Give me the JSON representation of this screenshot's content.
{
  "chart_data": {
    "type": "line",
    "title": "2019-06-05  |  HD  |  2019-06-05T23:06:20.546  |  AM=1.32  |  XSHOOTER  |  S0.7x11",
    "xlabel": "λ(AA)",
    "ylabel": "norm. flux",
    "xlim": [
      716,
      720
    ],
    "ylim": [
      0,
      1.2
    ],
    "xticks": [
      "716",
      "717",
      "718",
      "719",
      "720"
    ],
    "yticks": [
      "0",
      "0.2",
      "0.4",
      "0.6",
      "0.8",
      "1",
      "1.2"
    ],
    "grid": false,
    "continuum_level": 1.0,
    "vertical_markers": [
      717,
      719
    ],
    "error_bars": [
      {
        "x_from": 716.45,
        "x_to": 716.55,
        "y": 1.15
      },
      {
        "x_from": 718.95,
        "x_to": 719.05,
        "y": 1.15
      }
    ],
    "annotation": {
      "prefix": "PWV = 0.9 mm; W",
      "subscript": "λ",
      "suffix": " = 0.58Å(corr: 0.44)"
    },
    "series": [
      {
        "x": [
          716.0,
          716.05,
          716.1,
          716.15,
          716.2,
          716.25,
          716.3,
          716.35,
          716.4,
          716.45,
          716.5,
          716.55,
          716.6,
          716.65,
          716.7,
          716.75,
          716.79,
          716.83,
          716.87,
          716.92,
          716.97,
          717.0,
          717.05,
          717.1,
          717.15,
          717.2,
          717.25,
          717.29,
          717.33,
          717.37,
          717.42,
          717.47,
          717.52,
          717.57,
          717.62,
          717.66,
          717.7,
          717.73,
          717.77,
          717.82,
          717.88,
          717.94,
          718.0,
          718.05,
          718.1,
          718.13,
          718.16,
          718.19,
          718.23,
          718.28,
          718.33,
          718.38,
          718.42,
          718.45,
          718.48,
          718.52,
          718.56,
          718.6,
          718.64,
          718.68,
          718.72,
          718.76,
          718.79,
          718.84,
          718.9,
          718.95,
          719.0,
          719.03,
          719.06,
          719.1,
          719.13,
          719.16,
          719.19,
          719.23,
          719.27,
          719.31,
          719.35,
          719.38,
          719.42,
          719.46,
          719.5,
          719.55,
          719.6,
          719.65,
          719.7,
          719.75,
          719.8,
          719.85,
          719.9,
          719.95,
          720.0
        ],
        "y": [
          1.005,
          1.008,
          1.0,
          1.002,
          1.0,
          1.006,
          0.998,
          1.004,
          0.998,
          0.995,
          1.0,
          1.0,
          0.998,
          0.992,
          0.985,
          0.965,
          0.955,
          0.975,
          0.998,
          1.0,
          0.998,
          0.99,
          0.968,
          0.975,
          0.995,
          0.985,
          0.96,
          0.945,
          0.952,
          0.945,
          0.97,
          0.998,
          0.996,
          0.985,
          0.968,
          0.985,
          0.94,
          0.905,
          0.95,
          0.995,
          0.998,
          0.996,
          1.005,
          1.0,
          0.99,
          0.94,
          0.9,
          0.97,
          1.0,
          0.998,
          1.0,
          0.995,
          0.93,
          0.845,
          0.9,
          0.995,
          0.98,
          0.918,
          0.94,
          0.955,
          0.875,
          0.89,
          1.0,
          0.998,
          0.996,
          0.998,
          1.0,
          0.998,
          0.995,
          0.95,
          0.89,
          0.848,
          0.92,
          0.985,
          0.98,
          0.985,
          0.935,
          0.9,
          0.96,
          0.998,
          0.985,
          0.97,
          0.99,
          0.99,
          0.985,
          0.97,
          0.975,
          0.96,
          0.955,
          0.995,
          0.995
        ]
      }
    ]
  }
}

- - - - - - -

• [GIVEN REQUEST] Go through the listing above and restate it word for word.

• [FINAL RESULT]
Give me the JSON representation of this screenshot's content.
{
  "chart_data": {
    "type": "line",
    "title": "2019-06-05  |  HD  |  2019-06-05T23:06:20.546  |  AM=1.32  |  XSHOOTER  |  S0.7x11",
    "xlabel": "λ(AA)",
    "ylabel": "norm. flux",
    "xlim": [
      716,
      720
    ],
    "ylim": [
      0,
      1.2
    ],
    "xticks": [
      "716",
      "717",
      "718",
      "719",
      "720"
    ],
    "yticks": [
      "0",
      "0.2",
      "0.4",
      "0.6",
      "0.8",
      "1",
      "1.2"
    ],
    "grid": false,
    "continuum_level": 1.0,
    "vertical_markers": [
      717,
      719
    ],
    "error_bars": [
      {
        "x_from": 716.45,
        "x_to": 716.55,
        "y": 1.15
      },
      {
        "x_from": 718.95,
        "x_to": 719.05,
        "y": 1.15
      }
    ],
    "annotation": {
      "prefix": "PWV = 0.9 mm; W",
      "subscript": "λ",
      "suffix": " = 0.58Å(corr: 0.44)"
    },
    "series": [
      {
        "x": [
          716.0,
          716.05,
          716.1,
          716.15,
          716.2,
          716.25,
          716.3,
          716.35,
          716.4,
          716.45,
          716.5,
          716.55,
          716.6,
          716.65,
          716.7,
          716.75,
          716.79,
          716.83,
          716.87,
          716.92,
          716.97,
          717.0,
          717.05,
          717.1,
          717.15,
          717.2,
          717.25,
          717.29,
          717.33,
          717.37,
          717.42,
          717.47,
          717.52,
          717.57,
          717.62,
          717.66,
          717.7,
          717.73,
          717.77,
          717.82,
          717.88,
          717.94,
          718.0,
          718.05,
          718.1,
          718.13,
          718.16,
          718.19,
          718.23,
          718.28,
          718.33,
          718.38,
          718.42,
          718.45,
          718.48,
          718.52,
          718.56,
          718.6,
          718.64,
          718.68,
          718.72,
          718.76,
          718.79,
          718.84,
          718.9,
          718.95,
          719.0,
          719.03,
          719.06,
          719.1,
          719.13,
          719.16,
          719.19,
          719.23,
          719.27,
          719.31,
          719.35,
          719.38,
          719.42,
          719.46,
          719.5,
          719.55,
          719.6,
          719.65,
          719.7,
          719.75,
          719.8,
          719.85,
          719.9,
          719.95,
          720.0
        ],
        "y": [
          1.005,
          1.008,
          1.0,
          1.002,
          1.0,
          1.006,
          0.998,
          1.004,
          0.998,
          0.995,
          1.0,
          1.0,
          0.998,
          0.992,
          0.985,
          0.965,
          0.955,
          0.975,
          0.998,
          1.0,
          0.998,
          0.99,
          0.968,
          0.975,
          0.995,
          0.985,
          0.96,
          0.945,
          0.952,
          0.945,
          0.97,
          0.998,
          0.996,
          0.985,
          0.968,
          0.985,
          0.94,
          0.905,
          0.95,
          0.995,
          0.998,
          0.996,
          1.005,
          1.0,
          0.99,
          0.94,
          0.9,
          0.97,
          1.0,
          0.998,
          1.0,
          0.995,
          0.93,
          0.845,
          0.9,
          0.995,
          0.98,
          0.918,
          0.94,
          0.955,
          0.875,
          0.89,
          1.0,
          0.998,
          0.996,
          0.998,
          1.0,
          0.998,
          0.995,
          0.95,
          0.89,
          0.848,
          0.92,
          0.985,
          0.98,
          0.985,
          0.935,
          0.9,
          0.96,
          0.998,
          0.985,
          0.97,
          0.99,
          0.99,
          0.985,
          0.97,
          0.975,
          0.96,
          0.955,
          0.995,
          0.995
        ]
      }
    ]
  }
}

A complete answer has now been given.